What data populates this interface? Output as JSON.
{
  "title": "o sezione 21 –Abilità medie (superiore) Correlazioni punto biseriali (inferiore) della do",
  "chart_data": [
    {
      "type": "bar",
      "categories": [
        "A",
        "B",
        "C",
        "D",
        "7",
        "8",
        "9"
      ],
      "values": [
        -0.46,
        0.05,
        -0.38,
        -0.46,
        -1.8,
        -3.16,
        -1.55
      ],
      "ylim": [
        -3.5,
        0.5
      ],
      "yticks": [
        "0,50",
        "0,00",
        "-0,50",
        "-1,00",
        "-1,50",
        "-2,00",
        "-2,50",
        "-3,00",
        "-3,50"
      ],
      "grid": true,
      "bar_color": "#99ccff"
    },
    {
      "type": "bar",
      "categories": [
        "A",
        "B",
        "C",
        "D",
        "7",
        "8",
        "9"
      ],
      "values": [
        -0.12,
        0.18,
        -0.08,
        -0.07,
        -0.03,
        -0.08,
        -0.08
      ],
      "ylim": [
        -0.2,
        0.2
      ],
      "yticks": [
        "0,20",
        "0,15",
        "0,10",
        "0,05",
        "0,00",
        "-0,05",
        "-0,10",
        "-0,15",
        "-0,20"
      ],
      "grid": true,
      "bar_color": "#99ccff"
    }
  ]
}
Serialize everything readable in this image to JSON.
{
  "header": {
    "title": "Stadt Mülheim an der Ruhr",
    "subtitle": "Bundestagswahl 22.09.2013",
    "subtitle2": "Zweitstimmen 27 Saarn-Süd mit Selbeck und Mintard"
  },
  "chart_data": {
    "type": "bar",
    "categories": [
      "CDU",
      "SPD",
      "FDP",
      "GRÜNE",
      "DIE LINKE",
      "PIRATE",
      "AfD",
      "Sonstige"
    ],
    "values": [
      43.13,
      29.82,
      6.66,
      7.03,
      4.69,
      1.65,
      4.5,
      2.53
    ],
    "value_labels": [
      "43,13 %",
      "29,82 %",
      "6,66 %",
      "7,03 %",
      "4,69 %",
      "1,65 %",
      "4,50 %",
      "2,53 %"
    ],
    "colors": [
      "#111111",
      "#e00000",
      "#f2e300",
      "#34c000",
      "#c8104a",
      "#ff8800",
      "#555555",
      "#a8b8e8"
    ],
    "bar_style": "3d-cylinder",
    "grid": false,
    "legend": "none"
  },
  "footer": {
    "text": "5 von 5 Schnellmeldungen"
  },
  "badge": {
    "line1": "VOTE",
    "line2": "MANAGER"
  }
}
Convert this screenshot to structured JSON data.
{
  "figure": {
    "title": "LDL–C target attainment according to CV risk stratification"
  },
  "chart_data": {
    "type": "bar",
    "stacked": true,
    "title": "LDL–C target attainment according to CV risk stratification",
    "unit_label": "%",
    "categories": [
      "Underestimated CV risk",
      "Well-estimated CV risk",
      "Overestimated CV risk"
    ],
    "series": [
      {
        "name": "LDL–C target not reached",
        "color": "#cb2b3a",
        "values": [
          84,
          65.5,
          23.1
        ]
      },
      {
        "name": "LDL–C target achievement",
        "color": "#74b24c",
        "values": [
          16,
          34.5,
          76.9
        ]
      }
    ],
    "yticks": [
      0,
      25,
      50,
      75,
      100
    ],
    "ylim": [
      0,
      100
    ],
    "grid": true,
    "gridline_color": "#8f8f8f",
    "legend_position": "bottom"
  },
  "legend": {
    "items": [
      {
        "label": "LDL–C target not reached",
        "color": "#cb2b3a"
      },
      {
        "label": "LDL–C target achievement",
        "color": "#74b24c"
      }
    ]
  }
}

## WRITTEN REQUEST
Using the entries above, return each line in which the word "stratification" occurs.

## THE ANSWER
    "title": "LDL–C target attainment according to CV risk stratification"
    "title": "LDL–C target attainment according to CV risk stratification",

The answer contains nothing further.